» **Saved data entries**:
## BEGIN

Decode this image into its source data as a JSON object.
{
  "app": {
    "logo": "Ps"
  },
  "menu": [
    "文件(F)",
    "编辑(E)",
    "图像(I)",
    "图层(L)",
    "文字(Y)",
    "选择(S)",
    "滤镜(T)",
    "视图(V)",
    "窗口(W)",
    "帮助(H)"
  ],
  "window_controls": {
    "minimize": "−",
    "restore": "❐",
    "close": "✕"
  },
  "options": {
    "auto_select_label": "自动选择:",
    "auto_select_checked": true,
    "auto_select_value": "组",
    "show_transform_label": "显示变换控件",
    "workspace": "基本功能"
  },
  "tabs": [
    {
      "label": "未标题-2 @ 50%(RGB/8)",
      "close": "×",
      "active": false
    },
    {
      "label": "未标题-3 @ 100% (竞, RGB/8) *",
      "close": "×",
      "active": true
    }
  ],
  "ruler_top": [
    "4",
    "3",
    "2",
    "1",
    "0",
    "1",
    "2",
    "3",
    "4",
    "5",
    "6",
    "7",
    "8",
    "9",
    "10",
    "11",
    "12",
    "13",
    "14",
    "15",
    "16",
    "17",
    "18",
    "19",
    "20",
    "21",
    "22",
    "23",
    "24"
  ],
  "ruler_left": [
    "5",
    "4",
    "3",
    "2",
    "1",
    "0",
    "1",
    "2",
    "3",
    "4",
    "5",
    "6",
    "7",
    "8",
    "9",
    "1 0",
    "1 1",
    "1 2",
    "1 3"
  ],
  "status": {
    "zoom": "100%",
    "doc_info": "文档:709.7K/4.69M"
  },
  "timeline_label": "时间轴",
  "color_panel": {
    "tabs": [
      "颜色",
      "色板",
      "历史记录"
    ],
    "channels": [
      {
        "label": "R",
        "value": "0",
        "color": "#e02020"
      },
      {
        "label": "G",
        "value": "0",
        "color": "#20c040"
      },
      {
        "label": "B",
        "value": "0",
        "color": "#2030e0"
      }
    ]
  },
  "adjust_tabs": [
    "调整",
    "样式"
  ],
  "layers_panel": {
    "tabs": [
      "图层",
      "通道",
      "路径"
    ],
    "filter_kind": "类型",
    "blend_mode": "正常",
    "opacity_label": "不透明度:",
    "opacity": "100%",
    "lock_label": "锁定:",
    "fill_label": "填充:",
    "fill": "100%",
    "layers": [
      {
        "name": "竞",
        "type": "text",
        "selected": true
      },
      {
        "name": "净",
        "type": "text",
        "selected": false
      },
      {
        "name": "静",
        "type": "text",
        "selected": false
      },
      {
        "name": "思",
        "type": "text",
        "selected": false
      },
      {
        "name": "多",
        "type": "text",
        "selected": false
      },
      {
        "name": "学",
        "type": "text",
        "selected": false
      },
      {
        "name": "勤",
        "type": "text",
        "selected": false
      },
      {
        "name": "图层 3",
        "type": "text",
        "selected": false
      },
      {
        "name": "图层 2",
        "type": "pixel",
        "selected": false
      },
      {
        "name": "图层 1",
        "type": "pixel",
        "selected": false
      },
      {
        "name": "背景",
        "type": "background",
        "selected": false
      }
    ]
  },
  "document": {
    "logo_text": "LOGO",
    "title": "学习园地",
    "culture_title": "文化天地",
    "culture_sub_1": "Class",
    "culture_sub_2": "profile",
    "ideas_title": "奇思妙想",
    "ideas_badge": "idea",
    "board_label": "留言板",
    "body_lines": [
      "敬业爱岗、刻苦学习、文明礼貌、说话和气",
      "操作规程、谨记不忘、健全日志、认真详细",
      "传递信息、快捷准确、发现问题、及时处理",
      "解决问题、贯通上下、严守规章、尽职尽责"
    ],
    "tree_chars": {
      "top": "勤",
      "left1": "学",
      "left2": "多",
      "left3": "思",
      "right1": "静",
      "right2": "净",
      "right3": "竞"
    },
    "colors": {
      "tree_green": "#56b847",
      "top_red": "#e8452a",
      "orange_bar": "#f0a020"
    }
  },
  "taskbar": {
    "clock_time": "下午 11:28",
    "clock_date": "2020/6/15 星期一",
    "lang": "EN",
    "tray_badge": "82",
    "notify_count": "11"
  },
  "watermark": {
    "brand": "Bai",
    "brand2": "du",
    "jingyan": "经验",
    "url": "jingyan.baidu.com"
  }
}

## END

» **STATED EXERCISE**: Scan the records for the string "true". Copy each line in which it appears.

» **REPLY**:
    "auto_select_checked": true,
      "active": true
        "selected": true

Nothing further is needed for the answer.